▶ [EXTRAIT CHOISI]
☆ ☆ ☆

Pour Veil, il est de surcroît difficile de compter sur une majorité pour que passe tout de même le texte : dans les rangs mêmes de la droite supposée suivre VGE et son gouvernement, les hostilités ne se cachent pas. Il va falloir obtenir des voix de gauche. Pas absurde sur le fond, mais pas gagné d’avance car les député·e·s socialistes ont leurs exigences.

Un vibrant discours appelé à marquer à jamais l’histoire des droits humains, l’appui de la Secrétaire d’État Françoise Giroud malgré des désaccords de fond, des discussions franches avec les différentes parties vont permettre l’adoption du texte.

La leçon soft skill ? Fédérer, ce n’est pas que trouver le plus petit dénominateur commun entre les acteurs, mais actionner chez chacun les leviers de l’engagement.

☆ ☆ ☆

Entrées du jeu de données:

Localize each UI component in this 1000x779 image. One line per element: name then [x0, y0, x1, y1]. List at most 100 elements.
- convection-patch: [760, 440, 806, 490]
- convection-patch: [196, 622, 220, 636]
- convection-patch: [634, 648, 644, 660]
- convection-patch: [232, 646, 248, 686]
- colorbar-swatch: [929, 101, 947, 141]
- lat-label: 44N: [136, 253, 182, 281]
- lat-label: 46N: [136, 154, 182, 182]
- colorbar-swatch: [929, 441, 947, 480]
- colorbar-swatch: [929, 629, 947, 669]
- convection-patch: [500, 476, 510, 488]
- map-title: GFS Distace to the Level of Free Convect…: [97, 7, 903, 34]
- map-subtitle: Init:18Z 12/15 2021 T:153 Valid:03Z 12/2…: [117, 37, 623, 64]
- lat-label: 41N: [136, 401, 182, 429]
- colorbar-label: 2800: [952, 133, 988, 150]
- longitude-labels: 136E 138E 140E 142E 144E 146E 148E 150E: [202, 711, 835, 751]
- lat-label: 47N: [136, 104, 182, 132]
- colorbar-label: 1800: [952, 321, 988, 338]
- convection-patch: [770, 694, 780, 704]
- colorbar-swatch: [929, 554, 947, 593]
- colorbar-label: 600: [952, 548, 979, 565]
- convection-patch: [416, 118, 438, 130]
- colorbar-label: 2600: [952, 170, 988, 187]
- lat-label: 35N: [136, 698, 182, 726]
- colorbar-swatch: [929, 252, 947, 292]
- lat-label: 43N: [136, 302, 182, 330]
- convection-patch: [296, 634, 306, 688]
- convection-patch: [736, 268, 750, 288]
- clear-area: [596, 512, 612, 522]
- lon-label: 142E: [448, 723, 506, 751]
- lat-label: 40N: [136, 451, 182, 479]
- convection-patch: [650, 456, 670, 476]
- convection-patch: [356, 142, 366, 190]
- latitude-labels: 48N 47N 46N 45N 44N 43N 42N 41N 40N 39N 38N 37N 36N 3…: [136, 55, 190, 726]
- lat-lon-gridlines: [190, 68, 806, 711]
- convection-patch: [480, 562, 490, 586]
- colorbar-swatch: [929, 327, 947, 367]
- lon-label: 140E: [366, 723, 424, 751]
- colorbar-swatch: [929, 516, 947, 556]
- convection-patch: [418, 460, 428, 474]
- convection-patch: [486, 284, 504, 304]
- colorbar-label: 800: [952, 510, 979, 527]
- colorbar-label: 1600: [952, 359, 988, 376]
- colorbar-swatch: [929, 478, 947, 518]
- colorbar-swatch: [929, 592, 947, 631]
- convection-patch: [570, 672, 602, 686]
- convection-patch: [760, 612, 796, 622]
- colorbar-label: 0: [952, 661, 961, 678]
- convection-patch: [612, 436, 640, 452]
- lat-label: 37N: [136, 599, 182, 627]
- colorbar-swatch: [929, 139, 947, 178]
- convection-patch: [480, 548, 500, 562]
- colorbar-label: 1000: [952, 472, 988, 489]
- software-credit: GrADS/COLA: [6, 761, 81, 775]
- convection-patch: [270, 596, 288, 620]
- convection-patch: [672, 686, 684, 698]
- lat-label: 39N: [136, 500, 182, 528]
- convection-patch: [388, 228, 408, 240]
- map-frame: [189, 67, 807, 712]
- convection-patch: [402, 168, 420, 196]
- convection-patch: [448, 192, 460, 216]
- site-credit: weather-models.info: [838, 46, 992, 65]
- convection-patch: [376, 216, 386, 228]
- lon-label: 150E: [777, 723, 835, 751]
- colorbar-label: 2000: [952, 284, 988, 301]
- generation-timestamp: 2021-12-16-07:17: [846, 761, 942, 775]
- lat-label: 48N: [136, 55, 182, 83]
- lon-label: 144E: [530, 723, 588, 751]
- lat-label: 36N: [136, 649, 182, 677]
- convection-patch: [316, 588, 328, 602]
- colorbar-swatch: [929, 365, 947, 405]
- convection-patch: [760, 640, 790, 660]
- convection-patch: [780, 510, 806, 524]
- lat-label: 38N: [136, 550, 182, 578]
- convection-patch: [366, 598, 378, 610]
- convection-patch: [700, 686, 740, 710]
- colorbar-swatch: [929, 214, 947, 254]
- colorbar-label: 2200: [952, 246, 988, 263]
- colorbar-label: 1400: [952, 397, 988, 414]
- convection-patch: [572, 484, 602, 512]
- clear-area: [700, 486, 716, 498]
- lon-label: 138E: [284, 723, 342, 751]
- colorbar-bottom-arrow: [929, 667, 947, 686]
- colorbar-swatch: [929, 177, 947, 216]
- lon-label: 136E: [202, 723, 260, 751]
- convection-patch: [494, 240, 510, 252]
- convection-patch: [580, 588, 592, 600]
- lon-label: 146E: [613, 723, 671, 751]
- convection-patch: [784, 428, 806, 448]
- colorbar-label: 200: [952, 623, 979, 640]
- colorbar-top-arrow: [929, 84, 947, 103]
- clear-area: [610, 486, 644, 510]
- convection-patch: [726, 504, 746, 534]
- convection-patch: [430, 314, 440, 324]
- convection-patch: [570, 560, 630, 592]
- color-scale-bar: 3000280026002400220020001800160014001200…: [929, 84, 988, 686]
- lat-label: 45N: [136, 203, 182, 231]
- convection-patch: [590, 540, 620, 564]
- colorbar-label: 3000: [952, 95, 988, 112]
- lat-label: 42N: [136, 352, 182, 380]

☆ ☆ ☆

▶ [CONSIGNE] Reproduisez le passage de l'extrait choisi depuis « Pour Veil, il » jusqu'à « ont leurs exigences. » inclus.

▶ [CORRIGÉ]
Pour Veil, il est de surcroît difficile de compter sur une majorité pour que passe tout de même le texte : dans les rangs mêmes de la droite supposée suivre VGE et son gouvernement, les hostilités ne se cachent pas. Il va falloir obtenir des voix de gauche. Pas absurde sur le fond, mais pas gagné d’avance car les député·e·s socialistes ont leurs exigences.